§ REQUIREMENT
Output every entry exactly, from the first line to the last.
BEGIN DATA LINES
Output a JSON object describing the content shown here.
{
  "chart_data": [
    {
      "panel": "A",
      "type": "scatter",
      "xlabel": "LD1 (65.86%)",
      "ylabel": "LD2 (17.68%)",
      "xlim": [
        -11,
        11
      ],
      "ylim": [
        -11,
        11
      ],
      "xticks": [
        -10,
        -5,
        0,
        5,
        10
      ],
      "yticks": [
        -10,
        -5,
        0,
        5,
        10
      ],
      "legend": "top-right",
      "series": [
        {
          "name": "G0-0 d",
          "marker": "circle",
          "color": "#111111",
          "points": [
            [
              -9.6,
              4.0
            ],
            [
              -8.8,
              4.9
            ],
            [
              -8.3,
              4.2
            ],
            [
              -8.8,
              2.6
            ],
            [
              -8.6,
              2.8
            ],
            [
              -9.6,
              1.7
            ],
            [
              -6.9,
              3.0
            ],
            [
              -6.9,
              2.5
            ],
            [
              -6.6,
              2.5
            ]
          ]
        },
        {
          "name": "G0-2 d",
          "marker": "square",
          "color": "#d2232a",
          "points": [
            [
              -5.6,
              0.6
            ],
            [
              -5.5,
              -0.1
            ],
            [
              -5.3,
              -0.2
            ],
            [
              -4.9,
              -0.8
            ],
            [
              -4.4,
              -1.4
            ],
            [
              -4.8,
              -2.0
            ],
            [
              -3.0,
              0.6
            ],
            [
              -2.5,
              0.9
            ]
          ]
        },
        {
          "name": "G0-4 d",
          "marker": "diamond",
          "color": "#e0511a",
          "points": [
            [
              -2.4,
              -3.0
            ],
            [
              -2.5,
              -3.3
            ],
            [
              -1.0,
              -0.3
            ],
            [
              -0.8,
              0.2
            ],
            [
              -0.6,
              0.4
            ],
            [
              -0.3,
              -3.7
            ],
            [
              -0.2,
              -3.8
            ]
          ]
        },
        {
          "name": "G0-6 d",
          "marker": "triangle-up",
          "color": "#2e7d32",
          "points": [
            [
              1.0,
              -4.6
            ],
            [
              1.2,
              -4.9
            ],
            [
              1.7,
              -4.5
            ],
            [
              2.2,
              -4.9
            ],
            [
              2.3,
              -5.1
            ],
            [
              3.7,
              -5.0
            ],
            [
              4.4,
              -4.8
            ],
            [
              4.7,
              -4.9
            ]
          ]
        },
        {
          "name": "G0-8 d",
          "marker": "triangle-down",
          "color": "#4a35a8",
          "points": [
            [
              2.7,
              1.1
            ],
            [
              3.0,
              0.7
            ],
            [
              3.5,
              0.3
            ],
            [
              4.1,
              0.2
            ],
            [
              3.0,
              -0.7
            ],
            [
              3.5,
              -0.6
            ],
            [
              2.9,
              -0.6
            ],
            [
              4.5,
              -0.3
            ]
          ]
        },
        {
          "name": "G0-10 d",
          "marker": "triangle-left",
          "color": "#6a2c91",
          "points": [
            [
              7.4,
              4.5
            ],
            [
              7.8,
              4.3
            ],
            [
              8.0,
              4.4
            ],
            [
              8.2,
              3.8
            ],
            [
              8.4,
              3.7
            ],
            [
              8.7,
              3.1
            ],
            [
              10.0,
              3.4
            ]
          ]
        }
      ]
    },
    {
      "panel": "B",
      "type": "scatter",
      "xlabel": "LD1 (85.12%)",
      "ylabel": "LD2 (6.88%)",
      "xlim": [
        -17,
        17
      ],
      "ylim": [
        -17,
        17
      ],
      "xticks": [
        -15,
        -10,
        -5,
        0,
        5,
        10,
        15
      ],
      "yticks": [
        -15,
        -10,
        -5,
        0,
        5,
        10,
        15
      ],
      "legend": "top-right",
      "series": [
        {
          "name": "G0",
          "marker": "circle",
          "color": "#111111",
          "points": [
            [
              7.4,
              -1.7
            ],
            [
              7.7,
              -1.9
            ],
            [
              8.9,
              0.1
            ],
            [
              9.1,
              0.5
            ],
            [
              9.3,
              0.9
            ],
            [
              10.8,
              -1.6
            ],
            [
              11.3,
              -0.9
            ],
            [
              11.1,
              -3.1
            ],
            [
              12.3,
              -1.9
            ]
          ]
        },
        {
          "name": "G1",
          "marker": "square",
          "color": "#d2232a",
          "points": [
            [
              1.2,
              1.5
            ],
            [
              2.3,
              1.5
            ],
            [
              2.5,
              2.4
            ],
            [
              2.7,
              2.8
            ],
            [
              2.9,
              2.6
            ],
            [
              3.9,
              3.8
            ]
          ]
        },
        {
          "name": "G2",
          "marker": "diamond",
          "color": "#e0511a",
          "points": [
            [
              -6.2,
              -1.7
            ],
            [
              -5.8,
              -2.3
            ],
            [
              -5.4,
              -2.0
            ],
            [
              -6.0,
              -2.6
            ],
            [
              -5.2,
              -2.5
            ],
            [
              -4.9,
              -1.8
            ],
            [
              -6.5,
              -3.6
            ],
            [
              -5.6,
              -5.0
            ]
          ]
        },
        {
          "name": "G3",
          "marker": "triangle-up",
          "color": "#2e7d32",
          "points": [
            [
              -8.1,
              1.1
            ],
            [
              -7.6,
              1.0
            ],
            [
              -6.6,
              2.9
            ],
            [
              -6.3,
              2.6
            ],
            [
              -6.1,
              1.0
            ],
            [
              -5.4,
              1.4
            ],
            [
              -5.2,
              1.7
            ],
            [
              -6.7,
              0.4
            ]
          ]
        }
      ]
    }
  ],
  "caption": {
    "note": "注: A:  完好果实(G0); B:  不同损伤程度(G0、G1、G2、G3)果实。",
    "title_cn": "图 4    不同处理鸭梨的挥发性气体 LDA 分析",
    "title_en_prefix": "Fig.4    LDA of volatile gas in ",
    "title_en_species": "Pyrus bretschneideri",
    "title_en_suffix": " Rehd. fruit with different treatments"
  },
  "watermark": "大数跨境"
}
END DATA LINES
§ THE COMPLETED TASK
Output a JSON object describing the content shown here.
{
  "chart_data": [
    {
      "panel": "A",
      "type": "scatter",
      "xlabel": "LD1 (65.86%)",
      "ylabel": "LD2 (17.68%)",
      "xlim": [
        -11,
        11
      ],
      "ylim": [
        -11,
        11
      ],
      "xticks": [
        -10,
        -5,
        0,
        5,
        10
      ],
      "yticks": [
        -10,
        -5,
        0,
        5,
        10
      ],
      "legend": "top-right",
      "series": [
        {
          "name": "G0-0 d",
          "marker": "circle",
          "color": "#111111",
          "points": [
            [
              -9.6,
              4.0
            ],
            [
              -8.8,
              4.9
            ],
            [
              -8.3,
              4.2
            ],
            [
              -8.8,
              2.6
            ],
            [
              -8.6,
              2.8
            ],
            [
              -9.6,
              1.7
            ],
            [
              -6.9,
              3.0
            ],
            [
              -6.9,
              2.5
            ],
            [
              -6.6,
              2.5
            ]
          ]
        },
        {
          "name": "G0-2 d",
          "marker": "square",
          "color": "#d2232a",
          "points": [
            [
              -5.6,
              0.6
            ],
            [
              -5.5,
              -0.1
            ],
            [
              -5.3,
              -0.2
            ],
            [
              -4.9,
              -0.8
            ],
            [
              -4.4,
              -1.4
            ],
            [
              -4.8,
              -2.0
            ],
            [
              -3.0,
              0.6
            ],
            [
              -2.5,
              0.9
            ]
          ]
        },
        {
          "name": "G0-4 d",
          "marker": "diamond",
          "color": "#e0511a",
          "points": [
            [
              -2.4,
              -3.0
            ],
            [
              -2.5,
              -3.3
            ],
            [
              -1.0,
              -0.3
            ],
            [
              -0.8,
              0.2
            ],
            [
              -0.6,
              0.4
            ],
            [
              -0.3,
              -3.7
            ],
            [
              -0.2,
              -3.8
            ]
          ]
        },
        {
          "name": "G0-6 d",
          "marker": "triangle-up",
          "color": "#2e7d32",
          "points": [
            [
              1.0,
              -4.6
            ],
            [
              1.2,
              -4.9
            ],
            [
              1.7,
              -4.5
            ],
            [
              2.2,
              -4.9
            ],
            [
              2.3,
              -5.1
            ],
            [
              3.7,
              -5.0
            ],
            [
              4.4,
              -4.8
            ],
            [
              4.7,
              -4.9
            ]
          ]
        },
        {
          "name": "G0-8 d",
          "marker": "triangle-down",
          "color": "#4a35a8",
          "points": [
            [
              2.7,
              1.1
            ],
            [
              3.0,
              0.7
            ],
            [
              3.5,
              0.3
            ],
            [
              4.1,
              0.2
            ],
            [
              3.0,
              -0.7
            ],
            [
              3.5,
              -0.6
            ],
            [
              2.9,
              -0.6
            ],
            [
              4.5,
              -0.3
            ]
          ]
        },
        {
          "name": "G0-10 d",
          "marker": "triangle-left",
          "color": "#6a2c91",
          "points": [
            [
              7.4,
              4.5
            ],
            [
              7.8,
              4.3
            ],
            [
              8.0,
              4.4
            ],
            [
              8.2,
              3.8
            ],
            [
              8.4,
              3.7
            ],
            [
              8.7,
              3.1
            ],
            [
              10.0,
              3.4
            ]
          ]
        }
      ]
    },
    {
      "panel": "B",
      "type": "scatter",
      "xlabel": "LD1 (85.12%)",
      "ylabel": "LD2 (6.88%)",
      "xlim": [
        -17,
        17
      ],
      "ylim": [
        -17,
        17
      ],
      "xticks": [
        -15,
        -10,
        -5,
        0,
        5,
        10,
        15
      ],
      "yticks": [
        -15,
        -10,
        -5,
        0,
        5,
        10,
        15
      ],
      "legend": "top-right",
      "series": [
        {
          "name": "G0",
          "marker": "circle",
          "color": "#111111",
          "points": [
            [
              7.4,
              -1.7
            ],
            [
              7.7,
              -1.9
            ],
            [
              8.9,
              0.1
            ],
            [
              9.1,
              0.5
            ],
            [
              9.3,
              0.9
            ],
            [
              10.8,
              -1.6
            ],
            [
              11.3,
              -0.9
            ],
            [
              11.1,
              -3.1
            ],
            [
              12.3,
              -1.9
            ]
          ]
        },
        {
          "name": "G1",
          "marker": "square",
          "color": "#d2232a",
          "points": [
            [
              1.2,
              1.5
            ],
            [
              2.3,
              1.5
            ],
            [
              2.5,
              2.4
            ],
            [
              2.7,
              2.8
            ],
            [
              2.9,
              2.6
            ],
            [
              3.9,
              3.8
            ]
          ]
        },
        {
          "name": "G2",
          "marker": "diamond",
          "color": "#e0511a",
          "points": [
            [
              -6.2,
              -1.7
            ],
            [
              -5.8,
              -2.3
            ],
            [
              -5.4,
              -2.0
            ],
            [
              -6.0,
              -2.6
            ],
            [
              -5.2,
              -2.5
            ],
            [
              -4.9,
              -1.8
            ],
            [
              -6.5,
              -3.6
            ],
            [
              -5.6,
              -5.0
            ]
          ]
        },
        {
          "name": "G3",
          "marker": "triangle-up",
          "color": "#2e7d32",
          "points": [
            [
              -8.1,
              1.1
            ],
            [
              -7.6,
              1.0
            ],
            [
              -6.6,
              2.9
            ],
            [
              -6.3,
              2.6
            ],
            [
              -6.1,
              1.0
            ],
            [
              -5.4,
              1.4
            ],
            [
              -5.2,
              1.7
            ],
            [
              -6.7,
              0.4
            ]
          ]
        }
      ]
    }
  ],
  "caption": {
    "note": "注: A:  完好果实(G0); B:  不同损伤程度(G0、G1、G2、G3)果实。",
    "title_cn": "图 4    不同处理鸭梨的挥发性气体 LDA 分析",
    "title_en_prefix": "Fig.4    LDA of volatile gas in ",
    "title_en_species": "Pyrus bretschneideri",
    "title_en_suffix": " Rehd. fruit with different treatments"
  },
  "watermark": "大数跨境"
}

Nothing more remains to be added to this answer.